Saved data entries
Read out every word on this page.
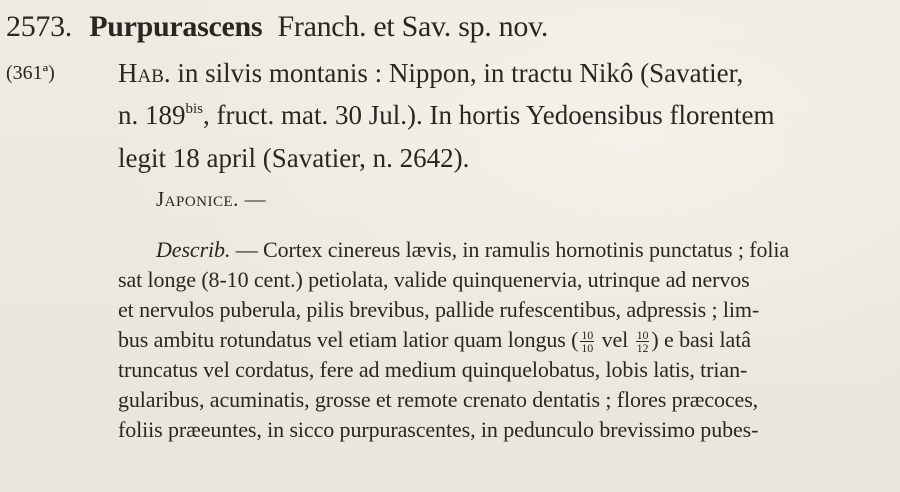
2573. Purpurascens Franch. et Sav. sp. nov.
(361ª) Hab. in silvis montanis : Nippon, in tractu Nikô (Savatier,
n. $189^{bis}$, fruct. mat. 30 Jul.). In hortis Yedoensibus florentem
legit 18 april (Savatier, n. 2642).
Japonice. —
Describ. — Cortex cinereus lævis, in ramulis hornotinis punctatus ; folia
sat longe (8-10 cent.) petiolata, valide quinquenervia, utrinque ad nervos
et nervulos puberula, pilis brevibus, pallide rufescentibus, adpressis ; lim-
bus ambitu rotundatus vel etiam latior quam longus ( $\frac{10}{10}$ vel $\frac{10}{12}$ ) e basi latâ
truncatus vel cordatus, fere ad medium quinquelobatus, lobis latis, trian-
gularibus, acuminatis, grosse et remote crenato dentatis ; flores præcoces,
foliis præeuntes, in sicco purpurascentes, in pedunculo brevissimo pubes-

» **Problem details**:
Copy all of the entries verbatim, leaving out any pictures they contain.

» **Solved problem**:
Read out every word on this page.
2573. Purpurascens Franch. et Sav. sp. nov.
(361ª) Hab. in silvis montanis : Nippon, in tractu Nikô (Savatier,
n. $189^{bis}$, fruct. mat. 30 Jul.). In hortis Yedoensibus florentem
legit 18 april (Savatier, n. 2642).
Japonice. —
Describ. — Cortex cinereus lævis, in ramulis hornotinis punctatus ; folia
sat longe (8-10 cent.) petiolata, valide quinquenervia, utrinque ad nervos
et nervulos puberula, pilis brevibus, pallide rufescentibus, adpressis ; lim-
bus ambitu rotundatus vel etiam latior quam longus ( $\frac{10}{10}$ vel $\frac{10}{12}$ ) e basi latâ
truncatus vel cordatus, fere ad medium quinquelobatus, lobis latis, trian-
gularibus, acuminatis, grosse et remote crenato dentatis ; flores præcoces,
foliis præeuntes, in sicco purpurascentes, in pedunculo brevissimo pubes-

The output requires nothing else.